▸ **INFORMATION PROVIDED**:
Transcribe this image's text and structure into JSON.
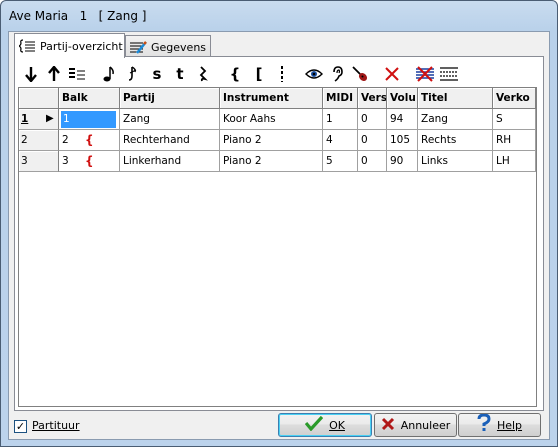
{
  "window": {
    "title": "Ave Maria   1   [ Zang ]"
  },
  "tabs": [
    {
      "label": "Partij-overzicht",
      "icon": "list-brace-icon",
      "active": true
    },
    {
      "label": "Gegevens",
      "icon": "staff-pencil-icon",
      "active": false
    }
  ],
  "toolbar": {
    "items": [
      {
        "name": "move-down-arrow-icon",
        "glyph": "↓"
      },
      {
        "name": "move-up-arrow-icon",
        "glyph": "↑"
      },
      {
        "name": "list-lines-icon",
        "glyph": "≡"
      },
      {
        "name": "eighth-note-icon",
        "glyph": "♪"
      },
      {
        "name": "grace-note-icon",
        "glyph": "ȷ"
      },
      {
        "name": "s-toggle-icon",
        "glyph": "s"
      },
      {
        "name": "t-toggle-icon",
        "glyph": "t"
      },
      {
        "name": "rest-icon",
        "glyph": "𝄽"
      },
      {
        "name": "brace-icon",
        "glyph": "{"
      },
      {
        "name": "bracket-icon",
        "glyph": "["
      },
      {
        "name": "dotted-barline-icon",
        "glyph": "¦"
      },
      {
        "name": "eye-icon",
        "glyph": "◉"
      },
      {
        "name": "ear-icon",
        "glyph": "∂"
      },
      {
        "name": "instrument-icon",
        "glyph": "♦"
      },
      {
        "name": "delete-x-icon",
        "glyph": "✕"
      },
      {
        "name": "strike-staff-icon",
        "glyph": "≢"
      },
      {
        "name": "staff-lines-icon",
        "glyph": "☰"
      }
    ]
  },
  "grid": {
    "headers": [
      "",
      "Balk",
      "Partij",
      "Instrument",
      "MIDI",
      "Vers",
      "Volu",
      "Titel",
      "Verko"
    ],
    "rows": [
      {
        "num": "1",
        "current": true,
        "balk": "1",
        "brace": "",
        "partij": "Zang",
        "instrument": "Koor Aahs",
        "midi": "1",
        "vers": "0",
        "volu": "94",
        "titel": "Zang",
        "verko": "S"
      },
      {
        "num": "2",
        "current": false,
        "balk": "2",
        "brace": "{",
        "partij": "Rechterhand",
        "instrument": "Piano 2",
        "midi": "4",
        "vers": "0",
        "volu": "105",
        "titel": "Rechts",
        "verko": "RH"
      },
      {
        "num": "3",
        "current": false,
        "balk": "3",
        "brace": "{",
        "partij": "Linkerhand",
        "instrument": "Piano 2",
        "midi": "5",
        "vers": "0",
        "volu": "90",
        "titel": "Links",
        "verko": "LH"
      }
    ]
  },
  "footer": {
    "partituur_label": "Partituur",
    "partituur_checked": "✓",
    "ok_label": "OK",
    "annuleer_label": "Annuleer",
    "help_label": "Help"
  },
  "colors": {
    "selection": "#3399ff",
    "brace_red": "#d01010",
    "ok_green": "#2a9a2a",
    "cancel_red": "#b01818",
    "help_blue": "#1a5fb8"
  }
}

▸ **EXERCISE PROMPT**: Search the records for the word "lines" and copy every line where it occurs.

▸ **REPLY**:
        "name": "list-lines-icon",
        "name": "staff-lines-icon",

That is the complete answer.